(Data entries)
:::
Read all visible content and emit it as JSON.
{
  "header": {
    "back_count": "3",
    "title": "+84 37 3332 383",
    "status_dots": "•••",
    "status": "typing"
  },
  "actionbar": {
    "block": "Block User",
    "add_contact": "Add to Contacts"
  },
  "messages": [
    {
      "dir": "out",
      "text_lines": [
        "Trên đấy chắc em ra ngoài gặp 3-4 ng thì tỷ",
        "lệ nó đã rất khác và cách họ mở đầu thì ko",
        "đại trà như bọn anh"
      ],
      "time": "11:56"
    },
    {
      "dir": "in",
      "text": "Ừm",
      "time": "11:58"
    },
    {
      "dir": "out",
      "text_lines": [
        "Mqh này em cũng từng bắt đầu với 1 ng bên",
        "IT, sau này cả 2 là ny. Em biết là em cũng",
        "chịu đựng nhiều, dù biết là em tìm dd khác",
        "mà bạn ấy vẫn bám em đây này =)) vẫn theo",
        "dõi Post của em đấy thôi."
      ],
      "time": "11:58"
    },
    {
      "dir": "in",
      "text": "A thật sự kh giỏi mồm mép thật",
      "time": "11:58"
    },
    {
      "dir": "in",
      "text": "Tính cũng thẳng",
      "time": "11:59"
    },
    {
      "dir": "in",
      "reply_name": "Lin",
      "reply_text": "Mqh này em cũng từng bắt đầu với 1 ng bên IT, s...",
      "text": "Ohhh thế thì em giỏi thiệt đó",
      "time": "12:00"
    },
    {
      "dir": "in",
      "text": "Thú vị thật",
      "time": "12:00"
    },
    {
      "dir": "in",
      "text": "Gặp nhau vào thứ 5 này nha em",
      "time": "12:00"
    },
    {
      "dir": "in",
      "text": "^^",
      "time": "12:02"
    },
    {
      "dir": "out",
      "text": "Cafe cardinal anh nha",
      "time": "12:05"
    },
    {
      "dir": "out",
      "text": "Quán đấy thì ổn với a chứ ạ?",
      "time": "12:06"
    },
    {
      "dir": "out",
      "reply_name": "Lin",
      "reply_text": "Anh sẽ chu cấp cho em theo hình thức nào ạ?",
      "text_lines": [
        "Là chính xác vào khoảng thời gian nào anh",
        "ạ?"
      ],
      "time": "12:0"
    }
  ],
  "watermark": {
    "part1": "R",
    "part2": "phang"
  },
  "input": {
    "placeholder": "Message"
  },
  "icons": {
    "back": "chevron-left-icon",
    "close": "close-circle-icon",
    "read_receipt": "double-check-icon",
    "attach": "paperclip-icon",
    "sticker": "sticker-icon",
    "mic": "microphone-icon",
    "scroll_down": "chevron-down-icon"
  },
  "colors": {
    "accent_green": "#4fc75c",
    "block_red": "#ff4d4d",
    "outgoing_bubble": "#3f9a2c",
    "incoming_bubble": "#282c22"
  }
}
:::
» **WORK TO DO**
Copy out each line exactly as written.

» **RESULT OF THE EXERCISE**
Read all visible content and emit it as JSON.
{
  "header": {
    "back_count": "3",
    "title": "+84 37 3332 383",
    "status_dots": "•••",
    "status": "typing"
  },
  "actionbar": {
    "block": "Block User",
    "add_contact": "Add to Contacts"
  },
  "messages": [
    {
      "dir": "out",
      "text_lines": [
        "Trên đấy chắc em ra ngoài gặp 3-4 ng thì tỷ",
        "lệ nó đã rất khác và cách họ mở đầu thì ko",
        "đại trà như bọn anh"
      ],
      "time": "11:56"
    },
    {
      "dir": "in",
      "text": "Ừm",
      "time": "11:58"
    },
    {
      "dir": "out",
      "text_lines": [
        "Mqh này em cũng từng bắt đầu với 1 ng bên",
        "IT, sau này cả 2 là ny. Em biết là em cũng",
        "chịu đựng nhiều, dù biết là em tìm dd khác",
        "mà bạn ấy vẫn bám em đây này =)) vẫn theo",
        "dõi Post của em đấy thôi."
      ],
      "time": "11:58"
    },
    {
      "dir": "in",
      "text": "A thật sự kh giỏi mồm mép thật",
      "time": "11:58"
    },
    {
      "dir": "in",
      "text": "Tính cũng thẳng",
      "time": "11:59"
    },
    {
      "dir": "in",
      "reply_name": "Lin",
      "reply_text": "Mqh này em cũng từng bắt đầu với 1 ng bên IT, s...",
      "text": "Ohhh thế thì em giỏi thiệt đó",
      "time": "12:00"
    },
    {
      "dir": "in",
      "text": "Thú vị thật",
      "time": "12:00"
    },
    {
      "dir": "in",
      "text": "Gặp nhau vào thứ 5 này nha em",
      "time": "12:00"
    },
    {
      "dir": "in",
      "text": "^^",
      "time": "12:02"
    },
    {
      "dir": "out",
      "text": "Cafe cardinal anh nha",
      "time": "12:05"
    },
    {
      "dir": "out",
      "text": "Quán đấy thì ổn với a chứ ạ?",
      "time": "12:06"
    },
    {
      "dir": "out",
      "reply_name": "Lin",
      "reply_text": "Anh sẽ chu cấp cho em theo hình thức nào ạ?",
      "text_lines": [
        "Là chính xác vào khoảng thời gian nào anh",
        "ạ?"
      ],
      "time": "12:0"
    }
  ],
  "watermark": {
    "part1": "R",
    "part2": "phang"
  },
  "input": {
    "placeholder": "Message"
  },
  "icons": {
    "back": "chevron-left-icon",
    "close": "close-circle-icon",
    "read_receipt": "double-check-icon",
    "attach": "paperclip-icon",
    "sticker": "sticker-icon",
    "mic": "microphone-icon",
    "scroll_down": "chevron-down-icon"
  },
  "colors": {
    "accent_green": "#4fc75c",
    "block_red": "#ff4d4d",
    "outgoing_bubble": "#3f9a2c",
    "incoming_bubble": "#282c22"
  }
}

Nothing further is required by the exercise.